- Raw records
== == ==
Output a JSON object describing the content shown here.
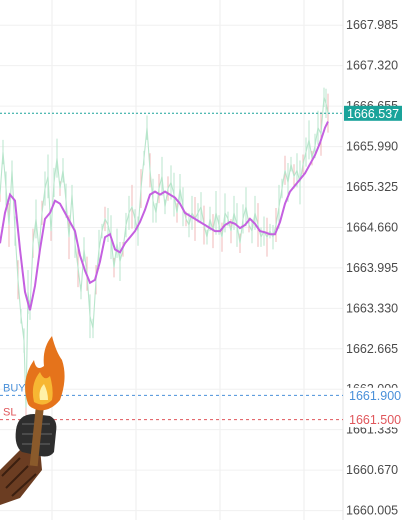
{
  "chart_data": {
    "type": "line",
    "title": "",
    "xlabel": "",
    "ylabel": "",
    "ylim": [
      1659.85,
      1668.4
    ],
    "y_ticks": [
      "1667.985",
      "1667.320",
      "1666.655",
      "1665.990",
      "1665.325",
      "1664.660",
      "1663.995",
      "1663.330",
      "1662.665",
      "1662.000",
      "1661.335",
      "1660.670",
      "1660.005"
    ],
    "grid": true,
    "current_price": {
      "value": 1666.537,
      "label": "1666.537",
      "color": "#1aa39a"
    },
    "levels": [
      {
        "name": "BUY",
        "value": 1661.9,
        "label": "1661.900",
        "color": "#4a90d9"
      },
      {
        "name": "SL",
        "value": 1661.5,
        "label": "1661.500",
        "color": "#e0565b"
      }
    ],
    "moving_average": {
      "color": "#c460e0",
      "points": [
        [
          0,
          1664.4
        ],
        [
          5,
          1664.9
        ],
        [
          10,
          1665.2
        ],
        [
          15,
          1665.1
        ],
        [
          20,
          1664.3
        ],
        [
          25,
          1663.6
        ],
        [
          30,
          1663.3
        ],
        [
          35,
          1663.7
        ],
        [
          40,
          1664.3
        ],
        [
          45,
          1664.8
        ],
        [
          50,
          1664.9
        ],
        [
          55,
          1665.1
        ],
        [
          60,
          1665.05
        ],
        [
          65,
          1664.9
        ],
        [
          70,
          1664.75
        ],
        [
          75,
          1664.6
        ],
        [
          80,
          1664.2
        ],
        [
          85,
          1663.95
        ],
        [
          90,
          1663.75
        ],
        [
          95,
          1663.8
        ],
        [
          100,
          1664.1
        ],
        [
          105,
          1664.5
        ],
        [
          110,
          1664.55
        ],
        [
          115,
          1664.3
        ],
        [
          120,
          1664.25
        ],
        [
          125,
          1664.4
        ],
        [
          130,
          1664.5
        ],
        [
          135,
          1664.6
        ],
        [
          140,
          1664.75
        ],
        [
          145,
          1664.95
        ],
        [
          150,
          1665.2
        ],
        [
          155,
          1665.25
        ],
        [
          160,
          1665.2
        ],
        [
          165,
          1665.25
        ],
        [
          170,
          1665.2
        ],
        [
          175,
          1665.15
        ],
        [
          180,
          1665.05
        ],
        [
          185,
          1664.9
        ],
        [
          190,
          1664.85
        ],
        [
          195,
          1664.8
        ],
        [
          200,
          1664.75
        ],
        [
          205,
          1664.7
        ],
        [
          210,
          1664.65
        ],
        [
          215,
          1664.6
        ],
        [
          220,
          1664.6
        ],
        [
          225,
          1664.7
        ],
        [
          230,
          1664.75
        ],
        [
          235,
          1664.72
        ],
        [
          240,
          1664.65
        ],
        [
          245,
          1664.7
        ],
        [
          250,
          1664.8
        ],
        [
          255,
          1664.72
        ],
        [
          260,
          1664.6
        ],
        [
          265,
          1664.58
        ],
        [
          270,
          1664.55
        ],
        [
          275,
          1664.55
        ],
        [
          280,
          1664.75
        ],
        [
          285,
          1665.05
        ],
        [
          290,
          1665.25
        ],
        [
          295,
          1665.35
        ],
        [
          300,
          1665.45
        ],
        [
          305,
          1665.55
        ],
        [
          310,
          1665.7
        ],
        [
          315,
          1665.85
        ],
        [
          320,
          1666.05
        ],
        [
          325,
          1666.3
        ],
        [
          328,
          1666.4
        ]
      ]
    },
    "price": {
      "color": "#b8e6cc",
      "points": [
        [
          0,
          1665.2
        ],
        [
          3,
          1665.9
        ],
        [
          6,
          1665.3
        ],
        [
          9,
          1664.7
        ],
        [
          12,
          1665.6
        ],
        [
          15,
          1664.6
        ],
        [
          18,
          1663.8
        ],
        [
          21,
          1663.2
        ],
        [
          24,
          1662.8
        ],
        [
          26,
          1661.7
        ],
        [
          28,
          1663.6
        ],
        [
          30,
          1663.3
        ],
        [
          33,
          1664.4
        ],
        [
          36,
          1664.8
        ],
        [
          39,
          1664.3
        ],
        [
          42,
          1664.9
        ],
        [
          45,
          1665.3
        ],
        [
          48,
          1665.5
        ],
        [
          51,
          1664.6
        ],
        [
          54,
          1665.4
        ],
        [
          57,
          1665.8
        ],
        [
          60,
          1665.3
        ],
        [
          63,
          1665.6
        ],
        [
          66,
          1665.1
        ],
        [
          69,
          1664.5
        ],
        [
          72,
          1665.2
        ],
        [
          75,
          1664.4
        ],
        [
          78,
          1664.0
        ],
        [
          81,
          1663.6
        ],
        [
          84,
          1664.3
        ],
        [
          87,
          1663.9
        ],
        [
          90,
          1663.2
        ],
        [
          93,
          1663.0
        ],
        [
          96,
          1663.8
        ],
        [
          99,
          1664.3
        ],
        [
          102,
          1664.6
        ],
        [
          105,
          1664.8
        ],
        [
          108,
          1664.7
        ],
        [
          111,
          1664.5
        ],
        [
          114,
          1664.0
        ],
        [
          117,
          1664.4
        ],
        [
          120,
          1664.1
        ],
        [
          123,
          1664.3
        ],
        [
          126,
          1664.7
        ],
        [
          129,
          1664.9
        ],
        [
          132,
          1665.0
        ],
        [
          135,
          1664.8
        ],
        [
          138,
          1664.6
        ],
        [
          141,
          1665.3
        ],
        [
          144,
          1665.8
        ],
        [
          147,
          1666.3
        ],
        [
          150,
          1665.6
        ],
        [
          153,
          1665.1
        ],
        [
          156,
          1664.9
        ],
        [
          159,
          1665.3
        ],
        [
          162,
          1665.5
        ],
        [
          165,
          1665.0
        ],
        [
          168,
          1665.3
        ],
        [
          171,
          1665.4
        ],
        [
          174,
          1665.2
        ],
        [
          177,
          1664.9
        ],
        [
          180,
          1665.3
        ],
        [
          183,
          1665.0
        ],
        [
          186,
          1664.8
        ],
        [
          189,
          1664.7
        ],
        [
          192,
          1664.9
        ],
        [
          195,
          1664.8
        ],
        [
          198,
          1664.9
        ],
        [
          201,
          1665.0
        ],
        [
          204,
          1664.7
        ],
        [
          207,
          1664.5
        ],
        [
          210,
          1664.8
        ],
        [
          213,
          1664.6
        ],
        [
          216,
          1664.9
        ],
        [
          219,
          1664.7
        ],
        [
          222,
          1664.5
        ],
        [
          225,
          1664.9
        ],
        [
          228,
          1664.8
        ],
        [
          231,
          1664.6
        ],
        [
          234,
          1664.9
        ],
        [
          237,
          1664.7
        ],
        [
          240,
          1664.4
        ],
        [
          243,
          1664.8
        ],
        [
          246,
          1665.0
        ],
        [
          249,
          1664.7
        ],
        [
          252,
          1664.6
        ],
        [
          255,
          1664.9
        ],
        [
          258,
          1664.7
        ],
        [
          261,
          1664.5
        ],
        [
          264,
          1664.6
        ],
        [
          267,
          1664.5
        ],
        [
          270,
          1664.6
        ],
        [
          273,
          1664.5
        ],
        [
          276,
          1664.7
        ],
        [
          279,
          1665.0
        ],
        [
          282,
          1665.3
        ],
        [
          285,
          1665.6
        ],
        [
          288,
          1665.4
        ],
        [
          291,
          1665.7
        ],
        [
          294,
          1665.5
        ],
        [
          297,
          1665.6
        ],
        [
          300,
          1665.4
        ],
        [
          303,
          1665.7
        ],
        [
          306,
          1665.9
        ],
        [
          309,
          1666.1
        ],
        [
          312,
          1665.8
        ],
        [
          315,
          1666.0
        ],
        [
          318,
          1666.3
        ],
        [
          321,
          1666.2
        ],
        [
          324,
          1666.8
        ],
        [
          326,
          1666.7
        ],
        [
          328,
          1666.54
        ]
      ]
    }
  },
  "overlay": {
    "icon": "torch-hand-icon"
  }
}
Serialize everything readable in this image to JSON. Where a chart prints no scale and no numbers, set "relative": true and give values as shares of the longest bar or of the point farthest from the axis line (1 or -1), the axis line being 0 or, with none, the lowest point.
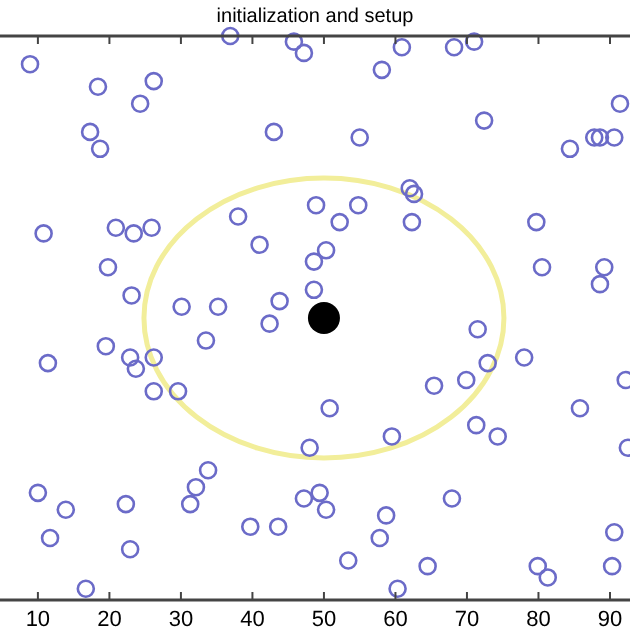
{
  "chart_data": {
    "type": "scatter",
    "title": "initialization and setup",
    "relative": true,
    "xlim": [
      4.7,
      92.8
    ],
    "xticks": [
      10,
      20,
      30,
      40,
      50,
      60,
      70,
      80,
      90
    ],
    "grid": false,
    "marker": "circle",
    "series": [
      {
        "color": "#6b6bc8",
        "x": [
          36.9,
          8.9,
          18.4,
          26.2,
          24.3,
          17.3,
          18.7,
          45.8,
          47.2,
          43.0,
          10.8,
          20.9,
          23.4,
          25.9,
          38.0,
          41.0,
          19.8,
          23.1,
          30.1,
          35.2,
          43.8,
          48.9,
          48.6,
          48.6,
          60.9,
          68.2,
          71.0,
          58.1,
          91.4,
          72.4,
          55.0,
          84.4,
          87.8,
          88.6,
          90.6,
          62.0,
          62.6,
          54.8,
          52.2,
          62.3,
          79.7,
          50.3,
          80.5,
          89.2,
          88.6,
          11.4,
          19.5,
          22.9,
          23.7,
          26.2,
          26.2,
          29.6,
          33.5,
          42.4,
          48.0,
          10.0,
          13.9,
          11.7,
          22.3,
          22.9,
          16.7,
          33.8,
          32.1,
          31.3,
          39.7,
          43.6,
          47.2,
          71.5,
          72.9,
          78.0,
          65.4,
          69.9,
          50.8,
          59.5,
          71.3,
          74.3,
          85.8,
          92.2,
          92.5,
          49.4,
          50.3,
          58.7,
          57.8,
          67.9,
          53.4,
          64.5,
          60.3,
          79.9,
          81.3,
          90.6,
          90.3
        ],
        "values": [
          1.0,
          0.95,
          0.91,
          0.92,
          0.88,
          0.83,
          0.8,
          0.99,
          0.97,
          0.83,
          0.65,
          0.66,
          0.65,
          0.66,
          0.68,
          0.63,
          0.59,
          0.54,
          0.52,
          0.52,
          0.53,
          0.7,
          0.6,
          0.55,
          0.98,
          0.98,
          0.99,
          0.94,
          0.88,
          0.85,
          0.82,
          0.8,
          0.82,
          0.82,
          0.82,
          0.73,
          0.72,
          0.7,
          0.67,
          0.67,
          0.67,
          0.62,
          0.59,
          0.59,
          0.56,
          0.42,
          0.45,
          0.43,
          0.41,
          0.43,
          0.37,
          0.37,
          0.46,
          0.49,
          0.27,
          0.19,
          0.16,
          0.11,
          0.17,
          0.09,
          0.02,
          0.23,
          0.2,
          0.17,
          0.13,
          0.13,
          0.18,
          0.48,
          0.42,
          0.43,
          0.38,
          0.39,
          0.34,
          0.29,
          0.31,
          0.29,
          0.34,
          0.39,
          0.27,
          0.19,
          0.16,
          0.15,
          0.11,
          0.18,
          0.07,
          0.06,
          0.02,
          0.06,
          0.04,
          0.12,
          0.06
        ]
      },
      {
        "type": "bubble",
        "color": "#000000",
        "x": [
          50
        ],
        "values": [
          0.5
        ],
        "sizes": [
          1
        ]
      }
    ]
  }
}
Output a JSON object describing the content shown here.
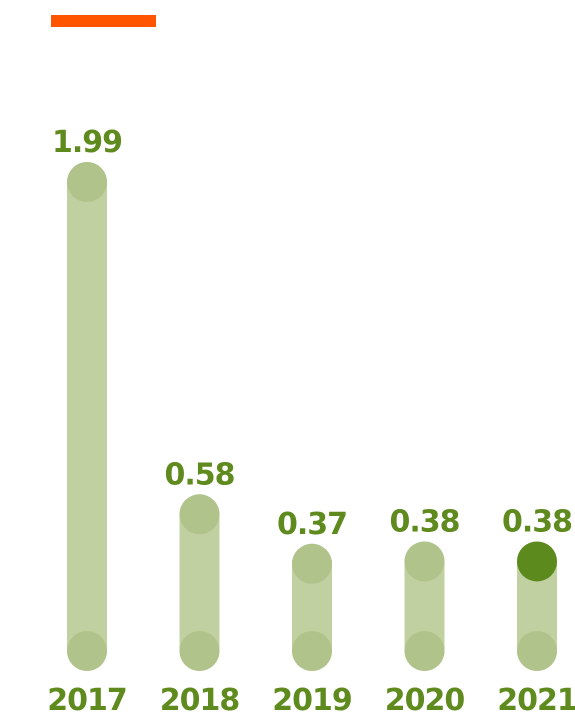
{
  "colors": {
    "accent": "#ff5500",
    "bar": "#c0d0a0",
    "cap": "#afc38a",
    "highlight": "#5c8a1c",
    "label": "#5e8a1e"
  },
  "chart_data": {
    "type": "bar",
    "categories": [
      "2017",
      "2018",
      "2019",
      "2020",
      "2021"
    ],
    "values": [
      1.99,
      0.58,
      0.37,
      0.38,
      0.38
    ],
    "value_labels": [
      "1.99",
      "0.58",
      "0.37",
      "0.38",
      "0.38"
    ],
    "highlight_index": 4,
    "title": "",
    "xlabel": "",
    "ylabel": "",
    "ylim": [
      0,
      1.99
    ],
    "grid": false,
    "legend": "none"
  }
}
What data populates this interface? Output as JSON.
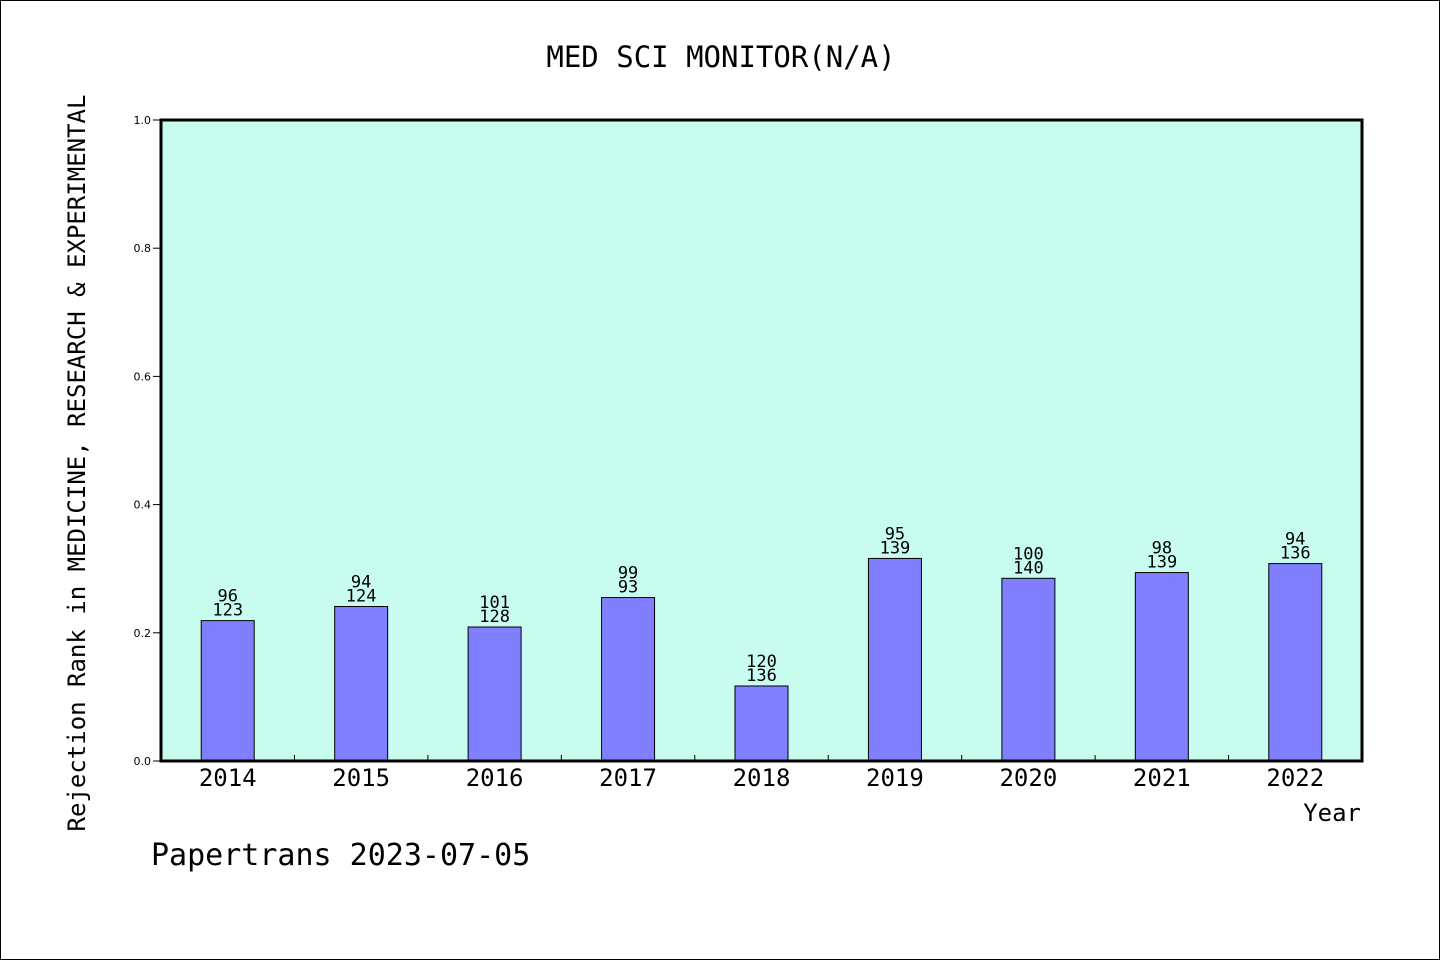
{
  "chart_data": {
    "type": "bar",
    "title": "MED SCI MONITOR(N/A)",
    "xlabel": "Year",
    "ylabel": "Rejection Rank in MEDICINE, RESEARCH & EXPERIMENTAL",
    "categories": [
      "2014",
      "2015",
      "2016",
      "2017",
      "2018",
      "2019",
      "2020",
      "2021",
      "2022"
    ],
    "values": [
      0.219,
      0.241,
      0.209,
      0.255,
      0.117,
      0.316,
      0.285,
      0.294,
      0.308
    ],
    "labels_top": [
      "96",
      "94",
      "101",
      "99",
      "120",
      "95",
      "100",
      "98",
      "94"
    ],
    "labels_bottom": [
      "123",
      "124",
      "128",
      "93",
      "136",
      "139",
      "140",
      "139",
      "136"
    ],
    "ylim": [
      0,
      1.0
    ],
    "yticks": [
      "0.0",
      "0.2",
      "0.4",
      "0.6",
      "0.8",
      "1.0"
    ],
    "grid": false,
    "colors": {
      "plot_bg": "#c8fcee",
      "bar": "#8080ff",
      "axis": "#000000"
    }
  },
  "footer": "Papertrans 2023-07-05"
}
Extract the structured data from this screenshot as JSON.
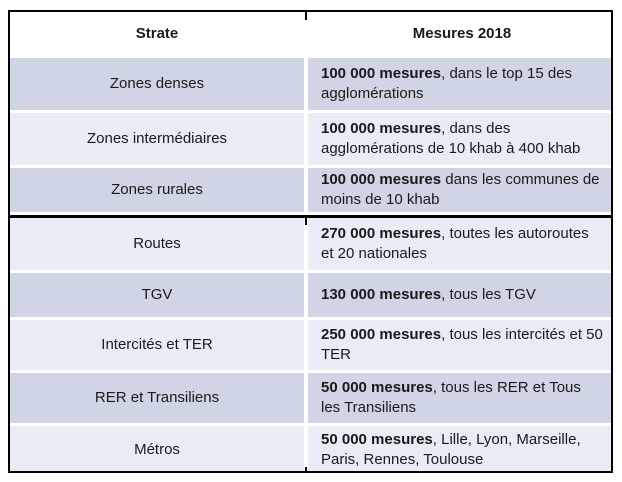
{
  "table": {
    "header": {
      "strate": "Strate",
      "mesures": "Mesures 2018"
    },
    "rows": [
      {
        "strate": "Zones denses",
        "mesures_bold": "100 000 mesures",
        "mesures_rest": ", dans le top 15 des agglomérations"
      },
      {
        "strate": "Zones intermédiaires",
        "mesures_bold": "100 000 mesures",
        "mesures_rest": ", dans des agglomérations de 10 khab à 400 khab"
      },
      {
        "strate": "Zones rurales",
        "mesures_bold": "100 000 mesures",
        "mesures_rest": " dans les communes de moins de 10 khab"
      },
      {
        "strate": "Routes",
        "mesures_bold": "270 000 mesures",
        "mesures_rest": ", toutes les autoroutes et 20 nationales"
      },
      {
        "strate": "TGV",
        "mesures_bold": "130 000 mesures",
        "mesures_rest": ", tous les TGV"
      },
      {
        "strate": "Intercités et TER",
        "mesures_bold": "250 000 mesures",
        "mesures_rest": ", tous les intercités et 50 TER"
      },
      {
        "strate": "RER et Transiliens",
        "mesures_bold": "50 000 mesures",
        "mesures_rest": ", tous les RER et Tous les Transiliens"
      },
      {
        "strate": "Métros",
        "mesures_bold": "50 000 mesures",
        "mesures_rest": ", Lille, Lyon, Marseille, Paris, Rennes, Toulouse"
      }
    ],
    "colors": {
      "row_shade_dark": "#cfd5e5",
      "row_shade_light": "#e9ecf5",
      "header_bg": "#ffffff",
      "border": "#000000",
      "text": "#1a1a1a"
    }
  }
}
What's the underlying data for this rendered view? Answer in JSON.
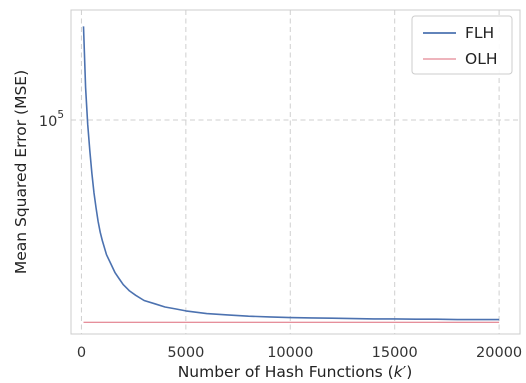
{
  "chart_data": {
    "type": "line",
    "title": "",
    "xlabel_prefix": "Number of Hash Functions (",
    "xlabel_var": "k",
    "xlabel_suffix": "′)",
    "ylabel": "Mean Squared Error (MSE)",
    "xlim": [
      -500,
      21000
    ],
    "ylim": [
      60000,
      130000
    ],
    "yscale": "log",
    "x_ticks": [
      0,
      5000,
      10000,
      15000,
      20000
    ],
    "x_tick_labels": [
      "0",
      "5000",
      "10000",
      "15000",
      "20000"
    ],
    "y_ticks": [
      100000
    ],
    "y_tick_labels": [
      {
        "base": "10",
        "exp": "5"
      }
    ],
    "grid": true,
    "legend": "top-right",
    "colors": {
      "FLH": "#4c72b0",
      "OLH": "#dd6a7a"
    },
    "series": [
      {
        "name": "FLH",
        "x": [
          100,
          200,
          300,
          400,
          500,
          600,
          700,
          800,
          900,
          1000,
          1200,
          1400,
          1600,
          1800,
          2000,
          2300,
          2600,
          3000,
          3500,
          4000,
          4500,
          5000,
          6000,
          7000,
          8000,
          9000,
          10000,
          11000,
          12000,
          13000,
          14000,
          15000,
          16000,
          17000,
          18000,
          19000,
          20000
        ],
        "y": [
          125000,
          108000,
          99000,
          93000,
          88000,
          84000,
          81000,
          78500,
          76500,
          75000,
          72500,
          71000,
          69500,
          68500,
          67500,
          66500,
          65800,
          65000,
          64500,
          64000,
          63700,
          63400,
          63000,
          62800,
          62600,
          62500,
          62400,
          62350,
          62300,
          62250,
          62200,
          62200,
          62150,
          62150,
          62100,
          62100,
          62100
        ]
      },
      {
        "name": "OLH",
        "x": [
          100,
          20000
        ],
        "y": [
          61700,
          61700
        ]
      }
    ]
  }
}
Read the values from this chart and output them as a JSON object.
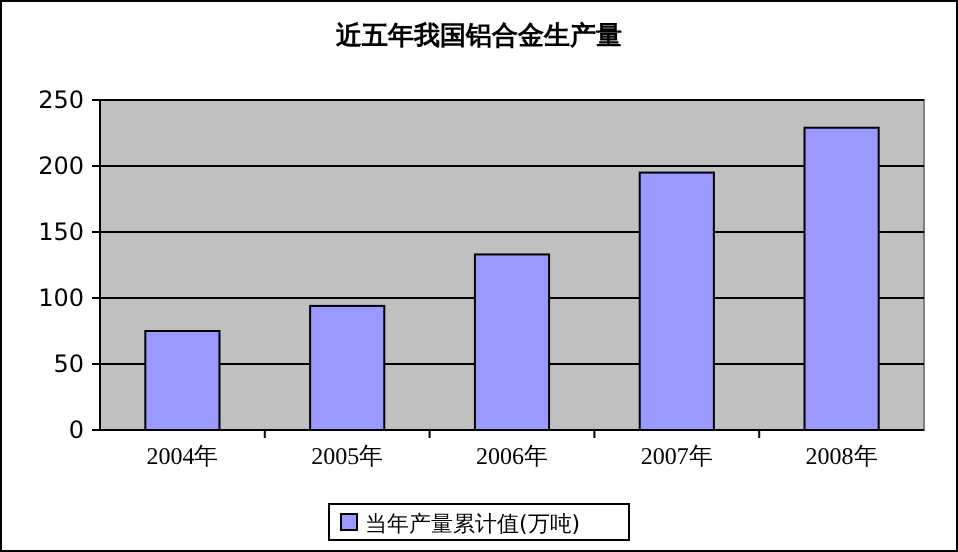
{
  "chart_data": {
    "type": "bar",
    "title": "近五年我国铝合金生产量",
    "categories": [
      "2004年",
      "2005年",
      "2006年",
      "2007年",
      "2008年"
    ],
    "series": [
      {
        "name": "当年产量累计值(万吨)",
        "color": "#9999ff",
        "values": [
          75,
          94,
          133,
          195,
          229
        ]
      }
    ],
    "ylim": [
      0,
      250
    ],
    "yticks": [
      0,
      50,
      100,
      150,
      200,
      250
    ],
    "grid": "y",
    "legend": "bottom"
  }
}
== == ==
- Given task
Collect from the data above every line that includes "dans".

- Output below
        "mesures_rest": ", dans le top 15 des agglomérations"
        "mesures_rest": ", dans des agglomérations de 10 khab à 400 khab"
        "mesures_rest": " dans les communes de moins de 10 khab"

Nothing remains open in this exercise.